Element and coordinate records
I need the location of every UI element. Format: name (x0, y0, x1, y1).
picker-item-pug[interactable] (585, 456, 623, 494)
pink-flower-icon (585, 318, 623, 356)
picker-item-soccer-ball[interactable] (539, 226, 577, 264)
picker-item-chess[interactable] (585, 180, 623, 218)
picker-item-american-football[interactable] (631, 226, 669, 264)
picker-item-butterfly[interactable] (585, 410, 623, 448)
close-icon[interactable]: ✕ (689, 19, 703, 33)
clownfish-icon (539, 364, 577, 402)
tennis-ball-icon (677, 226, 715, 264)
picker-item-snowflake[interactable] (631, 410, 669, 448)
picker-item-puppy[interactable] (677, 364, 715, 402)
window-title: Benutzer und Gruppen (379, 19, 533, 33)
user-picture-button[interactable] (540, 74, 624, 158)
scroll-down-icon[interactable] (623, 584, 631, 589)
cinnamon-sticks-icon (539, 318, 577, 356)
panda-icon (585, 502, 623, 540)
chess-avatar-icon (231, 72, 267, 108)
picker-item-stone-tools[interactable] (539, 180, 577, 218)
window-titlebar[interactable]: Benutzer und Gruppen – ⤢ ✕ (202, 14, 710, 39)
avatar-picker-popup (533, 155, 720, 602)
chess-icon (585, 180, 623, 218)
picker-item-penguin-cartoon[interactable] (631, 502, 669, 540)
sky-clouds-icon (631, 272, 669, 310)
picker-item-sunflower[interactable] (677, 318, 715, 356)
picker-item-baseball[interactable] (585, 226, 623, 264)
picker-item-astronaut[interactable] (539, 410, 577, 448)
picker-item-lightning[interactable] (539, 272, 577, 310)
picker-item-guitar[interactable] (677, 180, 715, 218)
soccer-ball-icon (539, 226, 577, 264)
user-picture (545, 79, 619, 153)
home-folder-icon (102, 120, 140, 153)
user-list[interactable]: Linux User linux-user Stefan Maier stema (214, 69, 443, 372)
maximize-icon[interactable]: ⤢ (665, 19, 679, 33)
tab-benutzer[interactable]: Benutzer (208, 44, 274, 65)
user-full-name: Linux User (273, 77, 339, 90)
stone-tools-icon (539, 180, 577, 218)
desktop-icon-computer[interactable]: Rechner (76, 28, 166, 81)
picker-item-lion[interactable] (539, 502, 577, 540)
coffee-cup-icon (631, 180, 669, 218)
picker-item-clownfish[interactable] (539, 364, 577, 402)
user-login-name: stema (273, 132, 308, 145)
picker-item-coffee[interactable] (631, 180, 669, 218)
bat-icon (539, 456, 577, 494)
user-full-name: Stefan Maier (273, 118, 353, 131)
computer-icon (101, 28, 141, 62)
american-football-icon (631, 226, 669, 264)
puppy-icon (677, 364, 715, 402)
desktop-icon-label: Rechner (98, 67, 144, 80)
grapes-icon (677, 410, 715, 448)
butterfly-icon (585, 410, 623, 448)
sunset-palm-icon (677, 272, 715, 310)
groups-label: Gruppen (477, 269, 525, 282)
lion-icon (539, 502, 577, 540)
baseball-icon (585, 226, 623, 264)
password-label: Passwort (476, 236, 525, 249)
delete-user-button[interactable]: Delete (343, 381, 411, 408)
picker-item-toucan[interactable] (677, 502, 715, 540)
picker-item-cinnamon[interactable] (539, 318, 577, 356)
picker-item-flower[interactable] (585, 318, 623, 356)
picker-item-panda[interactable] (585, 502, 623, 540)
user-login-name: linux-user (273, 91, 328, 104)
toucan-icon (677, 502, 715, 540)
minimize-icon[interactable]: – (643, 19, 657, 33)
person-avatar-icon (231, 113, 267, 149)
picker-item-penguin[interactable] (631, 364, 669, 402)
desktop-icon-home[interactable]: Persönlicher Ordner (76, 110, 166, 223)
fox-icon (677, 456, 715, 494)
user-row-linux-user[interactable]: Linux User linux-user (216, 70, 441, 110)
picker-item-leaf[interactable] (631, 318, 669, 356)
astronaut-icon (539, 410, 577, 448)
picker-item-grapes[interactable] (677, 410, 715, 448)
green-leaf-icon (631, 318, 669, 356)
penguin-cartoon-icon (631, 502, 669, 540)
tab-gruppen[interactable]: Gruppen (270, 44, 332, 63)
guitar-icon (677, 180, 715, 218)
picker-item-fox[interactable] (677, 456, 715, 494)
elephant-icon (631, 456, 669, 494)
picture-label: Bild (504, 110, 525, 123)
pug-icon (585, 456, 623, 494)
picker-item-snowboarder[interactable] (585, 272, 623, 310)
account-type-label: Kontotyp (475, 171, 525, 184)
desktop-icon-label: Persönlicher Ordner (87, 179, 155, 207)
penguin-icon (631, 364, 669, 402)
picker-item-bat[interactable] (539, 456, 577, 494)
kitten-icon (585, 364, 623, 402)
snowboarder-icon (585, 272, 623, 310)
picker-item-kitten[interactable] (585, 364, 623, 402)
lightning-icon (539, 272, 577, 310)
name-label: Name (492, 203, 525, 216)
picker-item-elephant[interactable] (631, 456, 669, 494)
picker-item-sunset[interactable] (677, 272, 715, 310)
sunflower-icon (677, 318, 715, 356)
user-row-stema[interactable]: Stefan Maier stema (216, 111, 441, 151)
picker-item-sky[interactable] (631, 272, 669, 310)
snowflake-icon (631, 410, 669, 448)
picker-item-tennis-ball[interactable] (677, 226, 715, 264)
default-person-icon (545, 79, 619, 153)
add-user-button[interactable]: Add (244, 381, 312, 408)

Task description: Copy every line of these records down word for word.

Exercise answer:
I need the location of every UI element. Format: name (x0, y0, x1, y1).
picker-item-pug[interactable] (585, 456, 623, 494)
pink-flower-icon (585, 318, 623, 356)
picker-item-soccer-ball[interactable] (539, 226, 577, 264)
picker-item-chess[interactable] (585, 180, 623, 218)
picker-item-american-football[interactable] (631, 226, 669, 264)
picker-item-butterfly[interactable] (585, 410, 623, 448)
close-icon[interactable]: ✕ (689, 19, 703, 33)
clownfish-icon (539, 364, 577, 402)
tennis-ball-icon (677, 226, 715, 264)
picker-item-snowflake[interactable] (631, 410, 669, 448)
picker-item-puppy[interactable] (677, 364, 715, 402)
window-title: Benutzer und Gruppen (379, 19, 533, 33)
user-picture-button[interactable] (540, 74, 624, 158)
scroll-down-icon[interactable] (623, 584, 631, 589)
cinnamon-sticks-icon (539, 318, 577, 356)
panda-icon (585, 502, 623, 540)
chess-avatar-icon (231, 72, 267, 108)
picker-item-stone-tools[interactable] (539, 180, 577, 218)
window-titlebar[interactable]: Benutzer und Gruppen – ⤢ ✕ (202, 14, 710, 39)
avatar-picker-popup (533, 155, 720, 602)
chess-icon (585, 180, 623, 218)
picker-item-penguin-cartoon[interactable] (631, 502, 669, 540)
sky-clouds-icon (631, 272, 669, 310)
picker-item-sunflower[interactable] (677, 318, 715, 356)
picker-item-baseball[interactable] (585, 226, 623, 264)
picker-item-astronaut[interactable] (539, 410, 577, 448)
picker-item-lightning[interactable] (539, 272, 577, 310)
picker-item-guitar[interactable] (677, 180, 715, 218)
soccer-ball-icon (539, 226, 577, 264)
user-picture (545, 79, 619, 153)
home-folder-icon (102, 120, 140, 153)
user-list[interactable]: Linux User linux-user Stefan Maier stema (214, 69, 443, 372)
maximize-icon[interactable]: ⤢ (665, 19, 679, 33)
tab-benutzer[interactable]: Benutzer (208, 44, 274, 65)
user-full-name: Linux User (273, 77, 339, 90)
stone-tools-icon (539, 180, 577, 218)
desktop-icon-computer[interactable]: Rechner (76, 28, 166, 81)
picker-item-lion[interactable] (539, 502, 577, 540)
coffee-cup-icon (631, 180, 669, 218)
picker-item-clownfish[interactable] (539, 364, 577, 402)
user-login-name: stema (273, 132, 308, 145)
picker-item-coffee[interactable] (631, 180, 669, 218)
bat-icon (539, 456, 577, 494)
user-full-name: Stefan Maier (273, 118, 353, 131)
computer-icon (101, 28, 141, 62)
american-football-icon (631, 226, 669, 264)
puppy-icon (677, 364, 715, 402)
desktop-icon-label: Rechner (98, 67, 144, 80)
grapes-icon (677, 410, 715, 448)
butterfly-icon (585, 410, 623, 448)
sunset-palm-icon (677, 272, 715, 310)
groups-label: Gruppen (477, 269, 525, 282)
lion-icon (539, 502, 577, 540)
baseball-icon (585, 226, 623, 264)
password-label: Passwort (476, 236, 525, 249)
delete-user-button[interactable]: Delete (343, 381, 411, 408)
picker-item-toucan[interactable] (677, 502, 715, 540)
picker-item-cinnamon[interactable] (539, 318, 577, 356)
picker-item-flower[interactable] (585, 318, 623, 356)
picker-item-panda[interactable] (585, 502, 623, 540)
user-login-name: linux-user (273, 91, 328, 104)
toucan-icon (677, 502, 715, 540)
minimize-icon[interactable]: – (643, 19, 657, 33)
person-avatar-icon (231, 113, 267, 149)
picker-item-penguin[interactable] (631, 364, 669, 402)
desktop-icon-home[interactable]: Persönlicher Ordner (76, 110, 166, 223)
fox-icon (677, 456, 715, 494)
user-row-linux-user[interactable]: Linux User linux-user (216, 70, 441, 110)
picker-item-leaf[interactable] (631, 318, 669, 356)
astronaut-icon (539, 410, 577, 448)
picker-item-grapes[interactable] (677, 410, 715, 448)
green-leaf-icon (631, 318, 669, 356)
penguin-cartoon-icon (631, 502, 669, 540)
tab-gruppen[interactable]: Gruppen (270, 44, 332, 63)
guitar-icon (677, 180, 715, 218)
picker-item-fox[interactable] (677, 456, 715, 494)
elephant-icon (631, 456, 669, 494)
picture-label: Bild (504, 110, 525, 123)
pug-icon (585, 456, 623, 494)
picker-item-snowboarder[interactable] (585, 272, 623, 310)
account-type-label: Kontotyp (475, 171, 525, 184)
desktop-icon-label: Persönlicher Ordner (87, 179, 155, 207)
penguin-icon (631, 364, 669, 402)
picker-item-bat[interactable] (539, 456, 577, 494)
kitten-icon (585, 364, 623, 402)
snowboarder-icon (585, 272, 623, 310)
picker-item-kitten[interactable] (585, 364, 623, 402)
lightning-icon (539, 272, 577, 310)
name-label: Name (492, 203, 525, 216)
picker-item-elephant[interactable] (631, 456, 669, 494)
picker-item-sunset[interactable] (677, 272, 715, 310)
sunflower-icon (677, 318, 715, 356)
user-row-stema[interactable]: Stefan Maier stema (216, 111, 441, 151)
picker-item-sky[interactable] (631, 272, 669, 310)
snowflake-icon (631, 410, 669, 448)
picker-item-tennis-ball[interactable] (677, 226, 715, 264)
default-person-icon (545, 79, 619, 153)
add-user-button[interactable]: Add (244, 381, 312, 408)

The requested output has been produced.